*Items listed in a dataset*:
++++

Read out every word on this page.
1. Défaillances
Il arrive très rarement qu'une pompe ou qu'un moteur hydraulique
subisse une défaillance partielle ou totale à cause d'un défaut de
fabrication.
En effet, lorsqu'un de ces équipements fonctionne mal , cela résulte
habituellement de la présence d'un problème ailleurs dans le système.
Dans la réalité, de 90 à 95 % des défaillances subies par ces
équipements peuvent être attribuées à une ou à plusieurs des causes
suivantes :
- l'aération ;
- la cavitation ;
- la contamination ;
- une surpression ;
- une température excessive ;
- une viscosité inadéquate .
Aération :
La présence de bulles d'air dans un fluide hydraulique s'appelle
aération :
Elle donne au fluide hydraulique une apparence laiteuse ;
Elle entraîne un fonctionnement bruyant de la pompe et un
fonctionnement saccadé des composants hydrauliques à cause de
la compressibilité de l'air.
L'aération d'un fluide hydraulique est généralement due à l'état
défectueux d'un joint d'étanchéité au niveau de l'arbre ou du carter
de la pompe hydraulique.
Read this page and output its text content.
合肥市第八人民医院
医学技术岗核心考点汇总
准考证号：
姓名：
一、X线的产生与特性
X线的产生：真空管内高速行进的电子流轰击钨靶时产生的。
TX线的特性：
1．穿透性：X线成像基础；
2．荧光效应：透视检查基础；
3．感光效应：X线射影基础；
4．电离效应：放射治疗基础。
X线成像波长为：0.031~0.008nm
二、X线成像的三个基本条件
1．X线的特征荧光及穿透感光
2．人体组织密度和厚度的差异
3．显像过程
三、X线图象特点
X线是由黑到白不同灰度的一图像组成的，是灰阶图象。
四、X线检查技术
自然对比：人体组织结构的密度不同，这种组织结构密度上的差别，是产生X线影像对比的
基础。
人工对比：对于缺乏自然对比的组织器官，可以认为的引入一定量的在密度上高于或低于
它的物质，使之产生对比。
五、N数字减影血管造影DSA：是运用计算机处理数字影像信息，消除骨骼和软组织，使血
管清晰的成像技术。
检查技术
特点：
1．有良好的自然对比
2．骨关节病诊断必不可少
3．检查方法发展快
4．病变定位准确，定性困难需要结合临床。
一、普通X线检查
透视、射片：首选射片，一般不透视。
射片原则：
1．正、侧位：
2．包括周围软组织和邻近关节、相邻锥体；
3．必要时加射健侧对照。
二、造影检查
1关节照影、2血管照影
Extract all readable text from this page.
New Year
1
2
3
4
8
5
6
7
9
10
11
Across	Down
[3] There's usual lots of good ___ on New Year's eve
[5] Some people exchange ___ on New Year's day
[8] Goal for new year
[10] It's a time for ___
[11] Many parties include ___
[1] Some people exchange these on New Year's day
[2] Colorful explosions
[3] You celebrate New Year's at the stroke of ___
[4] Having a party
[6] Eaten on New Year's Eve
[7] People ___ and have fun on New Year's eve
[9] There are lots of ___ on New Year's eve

++++

*EXERCISE INSTRUCTIONS*: Reproduce all data above, unchanged.

*RESULT OF THIS TASK*:
Read out every word on this page.
1. Défaillances
Il arrive très rarement qu'une pompe ou qu'un moteur hydraulique
subisse une défaillance partielle ou totale à cause d'un défaut de
fabrication.
En effet, lorsqu'un de ces équipements fonctionne mal , cela résulte
habituellement de la présence d'un problème ailleurs dans le système.
Dans la réalité, de 90 à 95 % des défaillances subies par ces
équipements peuvent être attribuées à une ou à plusieurs des causes
suivantes :
- l'aération ;
- la cavitation ;
- la contamination ;
- une surpression ;
- une température excessive ;
- une viscosité inadéquate .
Aération :
La présence de bulles d'air dans un fluide hydraulique s'appelle
aération :
Elle donne au fluide hydraulique une apparence laiteuse ;
Elle entraîne un fonctionnement bruyant de la pompe et un
fonctionnement saccadé des composants hydrauliques à cause de
la compressibilité de l'air.
L'aération d'un fluide hydraulique est généralement due à l'état
défectueux d'un joint d'étanchéité au niveau de l'arbre ou du carter
de la pompe hydraulique.
Read this page and output its text content.
合肥市第八人民医院
医学技术岗核心考点汇总
准考证号：
姓名：
一、X线的产生与特性
X线的产生：真空管内高速行进的电子流轰击钨靶时产生的。
TX线的特性：
1．穿透性：X线成像基础；
2．荧光效应：透视检查基础；
3．感光效应：X线射影基础；
4．电离效应：放射治疗基础。
X线成像波长为：0.031~0.008nm
二、X线成像的三个基本条件
1．X线的特征荧光及穿透感光
2．人体组织密度和厚度的差异
3．显像过程
三、X线图象特点
X线是由黑到白不同灰度的一图像组成的，是灰阶图象。
四、X线检查技术
自然对比：人体组织结构的密度不同，这种组织结构密度上的差别，是产生X线影像对比的
基础。
人工对比：对于缺乏自然对比的组织器官，可以认为的引入一定量的在密度上高于或低于
它的物质，使之产生对比。
五、N数字减影血管造影DSA：是运用计算机处理数字影像信息，消除骨骼和软组织，使血
管清晰的成像技术。
检查技术
特点：
1．有良好的自然对比
2．骨关节病诊断必不可少
3．检查方法发展快
4．病变定位准确，定性困难需要结合临床。
一、普通X线检查
透视、射片：首选射片，一般不透视。
射片原则：
1．正、侧位：
2．包括周围软组织和邻近关节、相邻锥体；
3．必要时加射健侧对照。
二、造影检查
1关节照影、2血管照影
Extract all readable text from this page.
New Year
1
2
3
4
8
5
6
7
9
10
11
Across	Down
[3] There's usual lots of good ___ on New Year's eve
[5] Some people exchange ___ on New Year's day
[8] Goal for new year
[10] It's a time for ___
[11] Many parties include ___
[1] Some people exchange these on New Year's day
[2] Colorful explosions
[3] You celebrate New Year's at the stroke of ___
[4] Having a party
[6] Eaten on New Year's Eve
[7] People ___ and have fun on New Year's eve
[9] There are lots of ___ on New Year's eve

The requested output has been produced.